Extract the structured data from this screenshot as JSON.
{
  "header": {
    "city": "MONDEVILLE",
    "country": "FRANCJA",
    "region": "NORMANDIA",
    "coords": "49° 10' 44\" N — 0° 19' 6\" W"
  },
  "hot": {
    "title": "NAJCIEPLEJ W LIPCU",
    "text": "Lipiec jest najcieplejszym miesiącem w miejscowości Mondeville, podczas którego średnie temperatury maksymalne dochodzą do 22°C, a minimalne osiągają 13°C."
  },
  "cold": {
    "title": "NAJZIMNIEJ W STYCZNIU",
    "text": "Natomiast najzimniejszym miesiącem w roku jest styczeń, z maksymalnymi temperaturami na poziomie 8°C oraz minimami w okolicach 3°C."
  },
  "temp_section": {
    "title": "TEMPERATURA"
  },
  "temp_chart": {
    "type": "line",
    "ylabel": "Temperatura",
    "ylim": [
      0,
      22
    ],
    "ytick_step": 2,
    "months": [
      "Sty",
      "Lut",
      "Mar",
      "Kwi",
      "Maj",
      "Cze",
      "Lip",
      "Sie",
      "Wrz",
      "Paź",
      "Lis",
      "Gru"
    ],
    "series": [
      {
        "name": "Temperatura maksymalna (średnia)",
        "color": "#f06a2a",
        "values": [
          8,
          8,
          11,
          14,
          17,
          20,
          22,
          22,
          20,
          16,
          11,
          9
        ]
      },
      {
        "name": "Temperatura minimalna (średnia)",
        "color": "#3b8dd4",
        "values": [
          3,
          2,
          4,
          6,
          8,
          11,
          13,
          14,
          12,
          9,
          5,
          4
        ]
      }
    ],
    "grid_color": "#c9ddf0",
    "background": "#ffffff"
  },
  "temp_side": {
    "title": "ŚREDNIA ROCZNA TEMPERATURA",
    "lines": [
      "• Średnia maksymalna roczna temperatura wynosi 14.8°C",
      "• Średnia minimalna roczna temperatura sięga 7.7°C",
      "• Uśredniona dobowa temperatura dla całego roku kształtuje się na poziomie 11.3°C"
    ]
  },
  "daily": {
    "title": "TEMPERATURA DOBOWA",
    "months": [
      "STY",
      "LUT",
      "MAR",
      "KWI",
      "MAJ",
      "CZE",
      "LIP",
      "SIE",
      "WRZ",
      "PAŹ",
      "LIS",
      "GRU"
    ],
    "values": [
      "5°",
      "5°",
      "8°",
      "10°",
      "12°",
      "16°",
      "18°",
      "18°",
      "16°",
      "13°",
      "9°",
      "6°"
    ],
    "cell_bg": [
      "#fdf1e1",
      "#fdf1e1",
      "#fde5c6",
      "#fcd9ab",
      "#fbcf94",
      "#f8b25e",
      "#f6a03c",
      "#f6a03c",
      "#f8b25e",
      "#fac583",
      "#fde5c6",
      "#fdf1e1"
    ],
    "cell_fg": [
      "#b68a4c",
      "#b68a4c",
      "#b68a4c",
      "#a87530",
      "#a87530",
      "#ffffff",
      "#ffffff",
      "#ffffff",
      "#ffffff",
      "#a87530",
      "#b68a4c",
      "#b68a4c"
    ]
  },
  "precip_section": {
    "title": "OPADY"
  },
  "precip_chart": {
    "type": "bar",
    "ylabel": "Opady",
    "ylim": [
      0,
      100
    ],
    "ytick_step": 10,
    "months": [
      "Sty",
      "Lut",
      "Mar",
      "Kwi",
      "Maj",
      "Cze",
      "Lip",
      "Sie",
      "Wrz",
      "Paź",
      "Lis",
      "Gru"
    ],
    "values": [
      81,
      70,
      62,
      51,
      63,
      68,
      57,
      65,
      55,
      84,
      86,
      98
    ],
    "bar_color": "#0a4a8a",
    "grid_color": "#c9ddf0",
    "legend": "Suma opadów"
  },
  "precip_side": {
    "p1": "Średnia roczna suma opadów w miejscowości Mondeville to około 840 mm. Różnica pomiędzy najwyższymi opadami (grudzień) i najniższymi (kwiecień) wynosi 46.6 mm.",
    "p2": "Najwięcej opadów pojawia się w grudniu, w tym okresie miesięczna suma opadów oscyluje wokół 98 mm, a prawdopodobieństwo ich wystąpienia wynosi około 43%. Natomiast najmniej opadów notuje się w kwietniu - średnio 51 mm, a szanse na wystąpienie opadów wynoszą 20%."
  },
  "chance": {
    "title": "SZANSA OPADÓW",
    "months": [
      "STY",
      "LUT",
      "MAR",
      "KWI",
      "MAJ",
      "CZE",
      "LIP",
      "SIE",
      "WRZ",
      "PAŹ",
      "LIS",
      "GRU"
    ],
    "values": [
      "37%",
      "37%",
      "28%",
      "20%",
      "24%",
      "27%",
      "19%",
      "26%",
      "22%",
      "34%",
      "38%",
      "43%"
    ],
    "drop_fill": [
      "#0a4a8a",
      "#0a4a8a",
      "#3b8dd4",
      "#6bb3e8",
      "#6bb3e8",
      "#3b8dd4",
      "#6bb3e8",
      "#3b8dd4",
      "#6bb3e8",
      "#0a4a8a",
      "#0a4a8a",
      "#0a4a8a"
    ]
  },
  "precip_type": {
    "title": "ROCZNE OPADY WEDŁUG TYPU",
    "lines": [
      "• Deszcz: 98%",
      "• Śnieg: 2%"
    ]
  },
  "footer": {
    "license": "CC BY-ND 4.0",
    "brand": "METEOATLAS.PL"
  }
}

* * * * *

**What you have to do:**
Pull out each record as written and restate it exactly.

**Full output:**
Extract the structured data from this screenshot as JSON.
{
  "header": {
    "city": "MONDEVILLE",
    "country": "FRANCJA",
    "region": "NORMANDIA",
    "coords": "49° 10' 44\" N — 0° 19' 6\" W"
  },
  "hot": {
    "title": "NAJCIEPLEJ W LIPCU",
    "text": "Lipiec jest najcieplejszym miesiącem w miejscowości Mondeville, podczas którego średnie temperatury maksymalne dochodzą do 22°C, a minimalne osiągają 13°C."
  },
  "cold": {
    "title": "NAJZIMNIEJ W STYCZNIU",
    "text": "Natomiast najzimniejszym miesiącem w roku jest styczeń, z maksymalnymi temperaturami na poziomie 8°C oraz minimami w okolicach 3°C."
  },
  "temp_section": {
    "title": "TEMPERATURA"
  },
  "temp_chart": {
    "type": "line",
    "ylabel": "Temperatura",
    "ylim": [
      0,
      22
    ],
    "ytick_step": 2,
    "months": [
      "Sty",
      "Lut",
      "Mar",
      "Kwi",
      "Maj",
      "Cze",
      "Lip",
      "Sie",
      "Wrz",
      "Paź",
      "Lis",
      "Gru"
    ],
    "series": [
      {
        "name": "Temperatura maksymalna (średnia)",
        "color": "#f06a2a",
        "values": [
          8,
          8,
          11,
          14,
          17,
          20,
          22,
          22,
          20,
          16,
          11,
          9
        ]
      },
      {
        "name": "Temperatura minimalna (średnia)",
        "color": "#3b8dd4",
        "values": [
          3,
          2,
          4,
          6,
          8,
          11,
          13,
          14,
          12,
          9,
          5,
          4
        ]
      }
    ],
    "grid_color": "#c9ddf0",
    "background": "#ffffff"
  },
  "temp_side": {
    "title": "ŚREDNIA ROCZNA TEMPERATURA",
    "lines": [
      "• Średnia maksymalna roczna temperatura wynosi 14.8°C",
      "• Średnia minimalna roczna temperatura sięga 7.7°C",
      "• Uśredniona dobowa temperatura dla całego roku kształtuje się na poziomie 11.3°C"
    ]
  },
  "daily": {
    "title": "TEMPERATURA DOBOWA",
    "months": [
      "STY",
      "LUT",
      "MAR",
      "KWI",
      "MAJ",
      "CZE",
      "LIP",
      "SIE",
      "WRZ",
      "PAŹ",
      "LIS",
      "GRU"
    ],
    "values": [
      "5°",
      "5°",
      "8°",
      "10°",
      "12°",
      "16°",
      "18°",
      "18°",
      "16°",
      "13°",
      "9°",
      "6°"
    ],
    "cell_bg": [
      "#fdf1e1",
      "#fdf1e1",
      "#fde5c6",
      "#fcd9ab",
      "#fbcf94",
      "#f8b25e",
      "#f6a03c",
      "#f6a03c",
      "#f8b25e",
      "#fac583",
      "#fde5c6",
      "#fdf1e1"
    ],
    "cell_fg": [
      "#b68a4c",
      "#b68a4c",
      "#b68a4c",
      "#a87530",
      "#a87530",
      "#ffffff",
      "#ffffff",
      "#ffffff",
      "#ffffff",
      "#a87530",
      "#b68a4c",
      "#b68a4c"
    ]
  },
  "precip_section": {
    "title": "OPADY"
  },
  "precip_chart": {
    "type": "bar",
    "ylabel": "Opady",
    "ylim": [
      0,
      100
    ],
    "ytick_step": 10,
    "months": [
      "Sty",
      "Lut",
      "Mar",
      "Kwi",
      "Maj",
      "Cze",
      "Lip",
      "Sie",
      "Wrz",
      "Paź",
      "Lis",
      "Gru"
    ],
    "values": [
      81,
      70,
      62,
      51,
      63,
      68,
      57,
      65,
      55,
      84,
      86,
      98
    ],
    "bar_color": "#0a4a8a",
    "grid_color": "#c9ddf0",
    "legend": "Suma opadów"
  },
  "precip_side": {
    "p1": "Średnia roczna suma opadów w miejscowości Mondeville to około 840 mm. Różnica pomiędzy najwyższymi opadami (grudzień) i najniższymi (kwiecień) wynosi 46.6 mm.",
    "p2": "Najwięcej opadów pojawia się w grudniu, w tym okresie miesięczna suma opadów oscyluje wokół 98 mm, a prawdopodobieństwo ich wystąpienia wynosi około 43%. Natomiast najmniej opadów notuje się w kwietniu - średnio 51 mm, a szanse na wystąpienie opadów wynoszą 20%."
  },
  "chance": {
    "title": "SZANSA OPADÓW",
    "months": [
      "STY",
      "LUT",
      "MAR",
      "KWI",
      "MAJ",
      "CZE",
      "LIP",
      "SIE",
      "WRZ",
      "PAŹ",
      "LIS",
      "GRU"
    ],
    "values": [
      "37%",
      "37%",
      "28%",
      "20%",
      "24%",
      "27%",
      "19%",
      "26%",
      "22%",
      "34%",
      "38%",
      "43%"
    ],
    "drop_fill": [
      "#0a4a8a",
      "#0a4a8a",
      "#3b8dd4",
      "#6bb3e8",
      "#6bb3e8",
      "#3b8dd4",
      "#6bb3e8",
      "#3b8dd4",
      "#6bb3e8",
      "#0a4a8a",
      "#0a4a8a",
      "#0a4a8a"
    ]
  },
  "precip_type": {
    "title": "ROCZNE OPADY WEDŁUG TYPU",
    "lines": [
      "• Deszcz: 98%",
      "• Śnieg: 2%"
    ]
  },
  "footer": {
    "license": "CC BY-ND 4.0",
    "brand": "METEOATLAS.PL"
  }
}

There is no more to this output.